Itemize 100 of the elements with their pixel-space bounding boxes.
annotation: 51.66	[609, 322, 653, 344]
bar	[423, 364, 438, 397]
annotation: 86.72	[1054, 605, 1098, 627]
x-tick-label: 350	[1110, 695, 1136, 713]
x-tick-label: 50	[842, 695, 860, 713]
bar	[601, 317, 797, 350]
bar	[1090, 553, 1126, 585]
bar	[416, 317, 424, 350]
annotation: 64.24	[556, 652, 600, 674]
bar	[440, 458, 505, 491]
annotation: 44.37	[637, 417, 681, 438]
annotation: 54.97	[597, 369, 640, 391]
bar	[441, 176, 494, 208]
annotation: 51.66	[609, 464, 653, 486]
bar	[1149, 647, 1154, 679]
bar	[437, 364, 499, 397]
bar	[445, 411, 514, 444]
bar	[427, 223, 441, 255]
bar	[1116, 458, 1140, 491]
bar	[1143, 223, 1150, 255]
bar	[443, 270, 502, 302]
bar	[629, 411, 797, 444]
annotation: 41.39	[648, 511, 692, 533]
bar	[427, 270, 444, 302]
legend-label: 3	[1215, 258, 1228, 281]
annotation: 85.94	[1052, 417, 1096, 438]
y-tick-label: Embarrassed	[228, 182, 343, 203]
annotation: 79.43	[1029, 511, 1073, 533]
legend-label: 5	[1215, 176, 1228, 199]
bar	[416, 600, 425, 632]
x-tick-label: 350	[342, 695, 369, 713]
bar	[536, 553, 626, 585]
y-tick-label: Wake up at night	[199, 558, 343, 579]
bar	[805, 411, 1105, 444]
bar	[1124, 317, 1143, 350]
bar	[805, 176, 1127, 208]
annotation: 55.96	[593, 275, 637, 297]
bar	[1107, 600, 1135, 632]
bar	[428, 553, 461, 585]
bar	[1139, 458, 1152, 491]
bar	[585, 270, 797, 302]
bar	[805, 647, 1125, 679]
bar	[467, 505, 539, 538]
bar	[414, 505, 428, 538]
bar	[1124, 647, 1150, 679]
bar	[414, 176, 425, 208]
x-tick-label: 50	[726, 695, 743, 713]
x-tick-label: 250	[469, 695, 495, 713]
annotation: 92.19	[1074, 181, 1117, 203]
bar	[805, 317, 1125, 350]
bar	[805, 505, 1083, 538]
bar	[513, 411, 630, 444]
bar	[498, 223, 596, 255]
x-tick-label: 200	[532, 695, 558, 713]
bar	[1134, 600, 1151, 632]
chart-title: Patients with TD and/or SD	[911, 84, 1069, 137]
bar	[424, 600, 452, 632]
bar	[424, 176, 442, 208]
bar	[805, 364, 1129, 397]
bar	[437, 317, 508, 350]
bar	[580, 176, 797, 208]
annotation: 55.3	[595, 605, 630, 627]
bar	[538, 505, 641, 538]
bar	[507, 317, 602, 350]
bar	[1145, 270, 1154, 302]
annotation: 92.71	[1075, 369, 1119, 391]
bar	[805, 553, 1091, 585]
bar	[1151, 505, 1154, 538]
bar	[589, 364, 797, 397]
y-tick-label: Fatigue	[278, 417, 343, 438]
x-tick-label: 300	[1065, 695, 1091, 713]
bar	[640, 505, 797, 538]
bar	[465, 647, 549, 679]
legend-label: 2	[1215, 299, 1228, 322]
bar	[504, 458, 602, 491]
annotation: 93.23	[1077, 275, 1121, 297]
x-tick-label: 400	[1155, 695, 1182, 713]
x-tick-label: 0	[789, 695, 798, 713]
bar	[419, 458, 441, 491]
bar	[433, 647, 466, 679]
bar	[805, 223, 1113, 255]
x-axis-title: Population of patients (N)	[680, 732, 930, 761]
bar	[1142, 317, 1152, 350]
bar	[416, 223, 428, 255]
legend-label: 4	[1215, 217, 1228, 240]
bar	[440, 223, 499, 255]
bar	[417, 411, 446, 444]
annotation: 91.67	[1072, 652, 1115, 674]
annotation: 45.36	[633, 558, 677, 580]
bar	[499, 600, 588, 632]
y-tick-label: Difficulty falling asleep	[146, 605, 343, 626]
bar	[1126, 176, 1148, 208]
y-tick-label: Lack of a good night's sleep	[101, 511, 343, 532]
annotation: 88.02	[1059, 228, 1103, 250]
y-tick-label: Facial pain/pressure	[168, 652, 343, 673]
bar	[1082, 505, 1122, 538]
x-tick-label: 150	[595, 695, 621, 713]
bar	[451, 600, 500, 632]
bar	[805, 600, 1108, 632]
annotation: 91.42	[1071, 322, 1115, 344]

Problem description: Copy out all lines of the listing where the word "night" appears.

Output:
y-tick-label: Wake up at night	[199, 558, 343, 579]
y-tick-label: Lack of a good night's sleep	[101, 511, 343, 532]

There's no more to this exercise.